REQUIRED WORK: Print the entries below in their entirety, exactly as they are written.

───

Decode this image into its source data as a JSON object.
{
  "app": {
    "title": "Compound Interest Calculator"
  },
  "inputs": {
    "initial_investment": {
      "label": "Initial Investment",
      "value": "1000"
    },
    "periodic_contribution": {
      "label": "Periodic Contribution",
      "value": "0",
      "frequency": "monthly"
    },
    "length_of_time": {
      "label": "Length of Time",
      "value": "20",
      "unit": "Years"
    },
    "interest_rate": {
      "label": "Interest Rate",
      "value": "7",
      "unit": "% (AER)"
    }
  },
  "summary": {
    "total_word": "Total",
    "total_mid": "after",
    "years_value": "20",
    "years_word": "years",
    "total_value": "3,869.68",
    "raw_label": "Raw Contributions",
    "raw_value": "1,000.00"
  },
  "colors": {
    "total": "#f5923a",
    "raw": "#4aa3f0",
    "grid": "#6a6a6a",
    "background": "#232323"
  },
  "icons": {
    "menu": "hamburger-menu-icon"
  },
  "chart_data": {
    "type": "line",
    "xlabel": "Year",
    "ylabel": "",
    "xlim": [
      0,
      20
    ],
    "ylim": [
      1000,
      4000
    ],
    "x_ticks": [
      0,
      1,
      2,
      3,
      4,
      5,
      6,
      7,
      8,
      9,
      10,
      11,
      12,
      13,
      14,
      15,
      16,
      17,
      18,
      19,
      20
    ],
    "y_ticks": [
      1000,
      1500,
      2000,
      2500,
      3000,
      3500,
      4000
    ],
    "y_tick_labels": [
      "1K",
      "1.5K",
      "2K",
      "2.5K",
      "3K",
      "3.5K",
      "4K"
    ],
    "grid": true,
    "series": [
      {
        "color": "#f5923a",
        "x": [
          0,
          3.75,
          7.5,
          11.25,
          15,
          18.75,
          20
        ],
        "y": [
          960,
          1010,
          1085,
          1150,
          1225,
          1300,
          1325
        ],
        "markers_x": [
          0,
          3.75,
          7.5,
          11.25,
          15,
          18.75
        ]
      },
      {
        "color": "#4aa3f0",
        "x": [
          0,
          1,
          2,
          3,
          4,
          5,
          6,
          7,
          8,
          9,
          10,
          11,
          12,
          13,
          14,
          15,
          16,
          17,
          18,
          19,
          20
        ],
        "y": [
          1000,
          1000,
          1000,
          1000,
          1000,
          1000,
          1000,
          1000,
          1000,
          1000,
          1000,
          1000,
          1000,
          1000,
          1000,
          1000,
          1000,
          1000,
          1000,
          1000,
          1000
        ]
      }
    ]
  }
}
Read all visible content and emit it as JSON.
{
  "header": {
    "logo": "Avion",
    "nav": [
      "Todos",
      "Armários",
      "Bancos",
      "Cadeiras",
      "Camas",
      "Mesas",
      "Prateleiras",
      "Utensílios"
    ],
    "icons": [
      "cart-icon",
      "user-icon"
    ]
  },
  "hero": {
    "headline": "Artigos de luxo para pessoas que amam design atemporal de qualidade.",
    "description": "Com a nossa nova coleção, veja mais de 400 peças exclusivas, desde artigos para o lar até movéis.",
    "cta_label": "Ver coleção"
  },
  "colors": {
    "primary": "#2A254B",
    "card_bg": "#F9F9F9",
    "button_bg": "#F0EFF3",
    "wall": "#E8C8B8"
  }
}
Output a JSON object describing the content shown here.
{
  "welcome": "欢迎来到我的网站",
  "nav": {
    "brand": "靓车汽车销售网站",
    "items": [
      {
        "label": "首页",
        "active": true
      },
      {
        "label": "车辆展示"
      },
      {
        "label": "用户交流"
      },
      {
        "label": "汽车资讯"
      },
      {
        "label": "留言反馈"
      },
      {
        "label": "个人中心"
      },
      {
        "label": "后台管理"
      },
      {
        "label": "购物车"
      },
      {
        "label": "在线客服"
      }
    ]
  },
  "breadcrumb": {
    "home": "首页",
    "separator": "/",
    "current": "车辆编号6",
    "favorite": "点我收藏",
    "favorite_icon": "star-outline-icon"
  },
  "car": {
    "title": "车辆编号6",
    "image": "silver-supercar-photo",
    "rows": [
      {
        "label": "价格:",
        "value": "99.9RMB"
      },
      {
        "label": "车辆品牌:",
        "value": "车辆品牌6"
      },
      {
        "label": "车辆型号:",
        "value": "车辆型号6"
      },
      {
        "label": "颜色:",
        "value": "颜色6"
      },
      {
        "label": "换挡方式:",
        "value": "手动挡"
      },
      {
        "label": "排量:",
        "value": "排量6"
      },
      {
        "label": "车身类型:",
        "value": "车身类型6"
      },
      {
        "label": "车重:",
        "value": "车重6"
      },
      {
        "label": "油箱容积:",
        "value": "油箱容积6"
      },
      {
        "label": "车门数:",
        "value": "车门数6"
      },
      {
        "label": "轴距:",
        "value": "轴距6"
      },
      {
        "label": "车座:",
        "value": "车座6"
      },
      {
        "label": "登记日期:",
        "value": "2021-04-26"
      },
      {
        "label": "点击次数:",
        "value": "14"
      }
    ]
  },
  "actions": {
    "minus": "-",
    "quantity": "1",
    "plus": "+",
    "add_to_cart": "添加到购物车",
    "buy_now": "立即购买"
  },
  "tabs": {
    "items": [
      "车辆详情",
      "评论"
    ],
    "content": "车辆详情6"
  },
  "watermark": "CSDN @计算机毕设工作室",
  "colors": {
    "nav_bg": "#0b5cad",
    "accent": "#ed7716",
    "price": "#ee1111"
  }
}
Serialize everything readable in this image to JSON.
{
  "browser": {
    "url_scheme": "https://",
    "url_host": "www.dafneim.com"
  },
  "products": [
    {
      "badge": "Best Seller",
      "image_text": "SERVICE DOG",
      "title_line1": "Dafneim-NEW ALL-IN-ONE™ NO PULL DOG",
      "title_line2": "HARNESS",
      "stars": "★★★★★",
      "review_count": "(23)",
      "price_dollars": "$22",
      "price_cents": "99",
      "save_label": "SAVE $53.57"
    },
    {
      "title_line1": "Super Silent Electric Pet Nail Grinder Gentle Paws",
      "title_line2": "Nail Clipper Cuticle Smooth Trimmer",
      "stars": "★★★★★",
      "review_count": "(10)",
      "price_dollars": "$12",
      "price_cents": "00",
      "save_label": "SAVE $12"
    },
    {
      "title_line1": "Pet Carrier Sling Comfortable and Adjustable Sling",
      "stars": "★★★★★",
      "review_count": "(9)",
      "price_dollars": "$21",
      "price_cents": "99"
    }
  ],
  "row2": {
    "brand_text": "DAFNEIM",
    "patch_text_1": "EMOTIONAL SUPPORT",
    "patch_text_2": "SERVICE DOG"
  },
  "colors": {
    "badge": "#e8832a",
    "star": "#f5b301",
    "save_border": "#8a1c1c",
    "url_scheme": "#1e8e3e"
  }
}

───

THE COMPLETED TASK:
Decode this image into its source data as a JSON object.
{
  "app": {
    "title": "Compound Interest Calculator"
  },
  "inputs": {
    "initial_investment": {
      "label": "Initial Investment",
      "value": "1000"
    },
    "periodic_contribution": {
      "label": "Periodic Contribution",
      "value": "0",
      "frequency": "monthly"
    },
    "length_of_time": {
      "label": "Length of Time",
      "value": "20",
      "unit": "Years"
    },
    "interest_rate": {
      "label": "Interest Rate",
      "value": "7",
      "unit": "% (AER)"
    }
  },
  "summary": {
    "total_word": "Total",
    "total_mid": "after",
    "years_value": "20",
    "years_word": "years",
    "total_value": "3,869.68",
    "raw_label": "Raw Contributions",
    "raw_value": "1,000.00"
  },
  "colors": {
    "total": "#f5923a",
    "raw": "#4aa3f0",
    "grid": "#6a6a6a",
    "background": "#232323"
  },
  "icons": {
    "menu": "hamburger-menu-icon"
  },
  "chart_data": {
    "type": "line",
    "xlabel": "Year",
    "ylabel": "",
    "xlim": [
      0,
      20
    ],
    "ylim": [
      1000,
      4000
    ],
    "x_ticks": [
      0,
      1,
      2,
      3,
      4,
      5,
      6,
      7,
      8,
      9,
      10,
      11,
      12,
      13,
      14,
      15,
      16,
      17,
      18,
      19,
      20
    ],
    "y_ticks": [
      1000,
      1500,
      2000,
      2500,
      3000,
      3500,
      4000
    ],
    "y_tick_labels": [
      "1K",
      "1.5K",
      "2K",
      "2.5K",
      "3K",
      "3.5K",
      "4K"
    ],
    "grid": true,
    "series": [
      {
        "color": "#f5923a",
        "x": [
          0,
          3.75,
          7.5,
          11.25,
          15,
          18.75,
          20
        ],
        "y": [
          960,
          1010,
          1085,
          1150,
          1225,
          1300,
          1325
        ],
        "markers_x": [
          0,
          3.75,
          7.5,
          11.25,
          15,
          18.75
        ]
      },
      {
        "color": "#4aa3f0",
        "x": [
          0,
          1,
          2,
          3,
          4,
          5,
          6,
          7,
          8,
          9,
          10,
          11,
          12,
          13,
          14,
          15,
          16,
          17,
          18,
          19,
          20
        ],
        "y": [
          1000,
          1000,
          1000,
          1000,
          1000,
          1000,
          1000,
          1000,
          1000,
          1000,
          1000,
          1000,
          1000,
          1000,
          1000,
          1000,
          1000,
          1000,
          1000,
          1000,
          1000
        ]
      }
    ]
  }
}
Read all visible content and emit it as JSON.
{
  "header": {
    "logo": "Avion",
    "nav": [
      "Todos",
      "Armários",
      "Bancos",
      "Cadeiras",
      "Camas",
      "Mesas",
      "Prateleiras",
      "Utensílios"
    ],
    "icons": [
      "cart-icon",
      "user-icon"
    ]
  },
  "hero": {
    "headline": "Artigos de luxo para pessoas que amam design atemporal de qualidade.",
    "description": "Com a nossa nova coleção, veja mais de 400 peças exclusivas, desde artigos para o lar até movéis.",
    "cta_label": "Ver coleção"
  },
  "colors": {
    "primary": "#2A254B",
    "card_bg": "#F9F9F9",
    "button_bg": "#F0EFF3",
    "wall": "#E8C8B8"
  }
}
Output a JSON object describing the content shown here.
{
  "welcome": "欢迎来到我的网站",
  "nav": {
    "brand": "靓车汽车销售网站",
    "items": [
      {
        "label": "首页",
        "active": true
      },
      {
        "label": "车辆展示"
      },
      {
        "label": "用户交流"
      },
      {
        "label": "汽车资讯"
      },
      {
        "label": "留言反馈"
      },
      {
        "label": "个人中心"
      },
      {
        "label": "后台管理"
      },
      {
        "label": "购物车"
      },
      {
        "label": "在线客服"
      }
    ]
  },
  "breadcrumb": {
    "home": "首页",
    "separator": "/",
    "current": "车辆编号6",
    "favorite": "点我收藏",
    "favorite_icon": "star-outline-icon"
  },
  "car": {
    "title": "车辆编号6",
    "image": "silver-supercar-photo",
    "rows": [
      {
        "label": "价格:",
        "value": "99.9RMB"
      },
      {
        "label": "车辆品牌:",
        "value": "车辆品牌6"
      },
      {
        "label": "车辆型号:",
        "value": "车辆型号6"
      },
      {
        "label": "颜色:",
        "value": "颜色6"
      },
      {
        "label": "换挡方式:",
        "value": "手动挡"
      },
      {
        "label": "排量:",
        "value": "排量6"
      },
      {
        "label": "车身类型:",
        "value": "车身类型6"
      },
      {
        "label": "车重:",
        "value": "车重6"
      },
      {
        "label": "油箱容积:",
        "value": "油箱容积6"
      },
      {
        "label": "车门数:",
        "value": "车门数6"
      },
      {
        "label": "轴距:",
        "value": "轴距6"
      },
      {
        "label": "车座:",
        "value": "车座6"
      },
      {
        "label": "登记日期:",
        "value": "2021-04-26"
      },
      {
        "label": "点击次数:",
        "value": "14"
      }
    ]
  },
  "actions": {
    "minus": "-",
    "quantity": "1",
    "plus": "+",
    "add_to_cart": "添加到购物车",
    "buy_now": "立即购买"
  },
  "tabs": {
    "items": [
      "车辆详情",
      "评论"
    ],
    "content": "车辆详情6"
  },
  "watermark": "CSDN @计算机毕设工作室",
  "colors": {
    "nav_bg": "#0b5cad",
    "accent": "#ed7716",
    "price": "#ee1111"
  }
}
Serialize everything readable in this image to JSON.
{
  "browser": {
    "url_scheme": "https://",
    "url_host": "www.dafneim.com"
  },
  "products": [
    {
      "badge": "Best Seller",
      "image_text": "SERVICE DOG",
      "title_line1": "Dafneim-NEW ALL-IN-ONE™ NO PULL DOG",
      "title_line2": "HARNESS",
      "stars": "★★★★★",
      "review_count": "(23)",
      "price_dollars": "$22",
      "price_cents": "99",
      "save_label": "SAVE $53.57"
    },
    {
      "title_line1": "Super Silent Electric Pet Nail Grinder Gentle Paws",
      "title_line2": "Nail Clipper Cuticle Smooth Trimmer",
      "stars": "★★★★★",
      "review_count": "(10)",
      "price_dollars": "$12",
      "price_cents": "00",
      "save_label": "SAVE $12"
    },
    {
      "title_line1": "Pet Carrier Sling Comfortable and Adjustable Sling",
      "stars": "★★★★★",
      "review_count": "(9)",
      "price_dollars": "$21",
      "price_cents": "99"
    }
  ],
  "row2": {
    "brand_text": "DAFNEIM",
    "patch_text_1": "EMOTIONAL SUPPORT",
    "patch_text_2": "SERVICE DOG"
  },
  "colors": {
    "badge": "#e8832a",
    "star": "#f5b301",
    "save_border": "#8a1c1c",
    "url_scheme": "#1e8e3e"
  }
}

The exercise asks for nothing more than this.